- Aim: Skip the images and copy each record exactly as written.

- Exercise input:
-*-*-

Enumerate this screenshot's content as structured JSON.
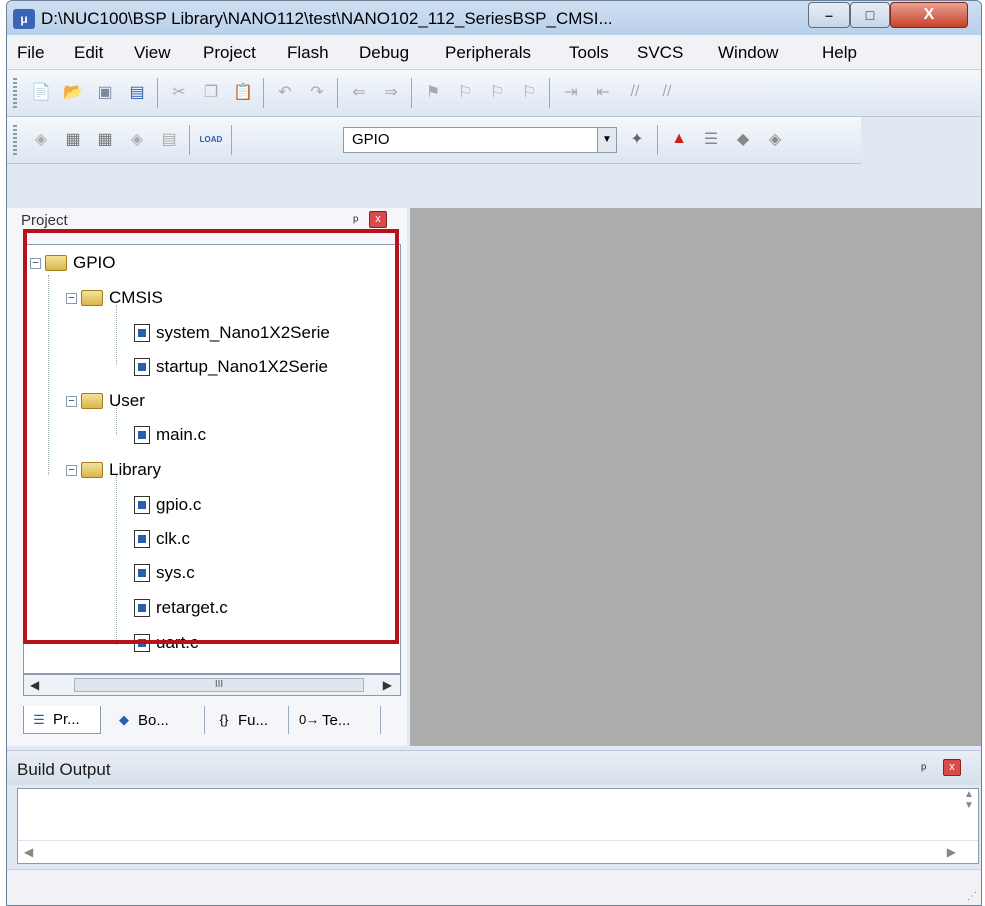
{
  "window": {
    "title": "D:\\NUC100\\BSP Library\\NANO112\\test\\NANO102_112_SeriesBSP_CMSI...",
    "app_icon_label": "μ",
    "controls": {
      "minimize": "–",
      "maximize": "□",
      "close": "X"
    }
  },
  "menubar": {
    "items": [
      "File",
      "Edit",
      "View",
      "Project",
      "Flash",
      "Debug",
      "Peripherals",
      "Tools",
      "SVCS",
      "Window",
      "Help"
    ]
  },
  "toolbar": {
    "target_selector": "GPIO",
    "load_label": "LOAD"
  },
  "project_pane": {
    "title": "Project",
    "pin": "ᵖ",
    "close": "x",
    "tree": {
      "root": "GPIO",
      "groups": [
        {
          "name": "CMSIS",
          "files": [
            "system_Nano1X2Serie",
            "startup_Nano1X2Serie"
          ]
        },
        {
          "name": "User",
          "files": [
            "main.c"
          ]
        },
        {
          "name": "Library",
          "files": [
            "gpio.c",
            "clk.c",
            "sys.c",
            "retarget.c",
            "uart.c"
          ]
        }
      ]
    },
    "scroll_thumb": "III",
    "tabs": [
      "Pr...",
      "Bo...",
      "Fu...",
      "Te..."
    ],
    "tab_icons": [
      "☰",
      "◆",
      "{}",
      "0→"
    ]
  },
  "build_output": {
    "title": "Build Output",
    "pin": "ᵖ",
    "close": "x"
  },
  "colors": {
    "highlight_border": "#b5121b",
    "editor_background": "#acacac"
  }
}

-*-*-

- Exercise output:
Enumerate this screenshot's content as structured JSON.
{
  "window": {
    "title": "D:\\NUC100\\BSP Library\\NANO112\\test\\NANO102_112_SeriesBSP_CMSI...",
    "app_icon_label": "μ",
    "controls": {
      "minimize": "–",
      "maximize": "□",
      "close": "X"
    }
  },
  "menubar": {
    "items": [
      "File",
      "Edit",
      "View",
      "Project",
      "Flash",
      "Debug",
      "Peripherals",
      "Tools",
      "SVCS",
      "Window",
      "Help"
    ]
  },
  "toolbar": {
    "target_selector": "GPIO",
    "load_label": "LOAD"
  },
  "project_pane": {
    "title": "Project",
    "pin": "ᵖ",
    "close": "x",
    "tree": {
      "root": "GPIO",
      "groups": [
        {
          "name": "CMSIS",
          "files": [
            "system_Nano1X2Serie",
            "startup_Nano1X2Serie"
          ]
        },
        {
          "name": "User",
          "files": [
            "main.c"
          ]
        },
        {
          "name": "Library",
          "files": [
            "gpio.c",
            "clk.c",
            "sys.c",
            "retarget.c",
            "uart.c"
          ]
        }
      ]
    },
    "scroll_thumb": "III",
    "tabs": [
      "Pr...",
      "Bo...",
      "Fu...",
      "Te..."
    ],
    "tab_icons": [
      "☰",
      "◆",
      "{}",
      "0→"
    ]
  },
  "build_output": {
    "title": "Build Output",
    "pin": "ᵖ",
    "close": "x"
  },
  "colors": {
    "highlight_border": "#b5121b",
    "editor_background": "#acacac"
  }
}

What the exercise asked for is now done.